Instructions for the task:
Using the records below, give the number of lines where the word "vercel" appears, with no further output.

Data listing:
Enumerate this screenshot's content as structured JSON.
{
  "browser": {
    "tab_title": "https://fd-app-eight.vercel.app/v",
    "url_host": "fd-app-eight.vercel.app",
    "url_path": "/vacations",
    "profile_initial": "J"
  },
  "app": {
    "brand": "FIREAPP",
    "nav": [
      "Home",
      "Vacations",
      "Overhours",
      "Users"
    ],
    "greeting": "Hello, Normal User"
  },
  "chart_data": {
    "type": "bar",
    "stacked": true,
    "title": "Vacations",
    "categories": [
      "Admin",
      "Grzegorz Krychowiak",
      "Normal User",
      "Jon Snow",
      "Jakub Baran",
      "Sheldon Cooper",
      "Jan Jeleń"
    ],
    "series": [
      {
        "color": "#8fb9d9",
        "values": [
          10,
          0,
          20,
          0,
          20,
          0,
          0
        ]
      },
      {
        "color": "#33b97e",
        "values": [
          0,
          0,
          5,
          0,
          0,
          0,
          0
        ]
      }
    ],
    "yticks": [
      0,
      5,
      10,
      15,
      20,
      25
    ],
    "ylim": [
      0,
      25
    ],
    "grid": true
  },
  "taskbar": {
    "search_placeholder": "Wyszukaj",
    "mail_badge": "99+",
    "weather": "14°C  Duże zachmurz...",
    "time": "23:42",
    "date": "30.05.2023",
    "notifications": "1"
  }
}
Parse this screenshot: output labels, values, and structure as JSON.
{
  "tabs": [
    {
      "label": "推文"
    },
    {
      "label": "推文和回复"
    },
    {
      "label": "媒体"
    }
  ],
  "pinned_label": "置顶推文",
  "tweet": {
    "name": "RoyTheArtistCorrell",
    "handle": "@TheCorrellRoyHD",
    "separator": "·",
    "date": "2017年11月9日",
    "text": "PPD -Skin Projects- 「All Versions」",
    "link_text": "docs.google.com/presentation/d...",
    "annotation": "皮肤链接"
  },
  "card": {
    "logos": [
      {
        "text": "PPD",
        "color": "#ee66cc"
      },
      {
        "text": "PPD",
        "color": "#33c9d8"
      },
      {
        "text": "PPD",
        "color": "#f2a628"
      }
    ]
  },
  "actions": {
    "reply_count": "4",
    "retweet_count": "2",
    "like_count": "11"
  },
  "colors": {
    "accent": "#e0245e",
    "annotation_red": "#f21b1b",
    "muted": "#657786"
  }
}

Full answer:
2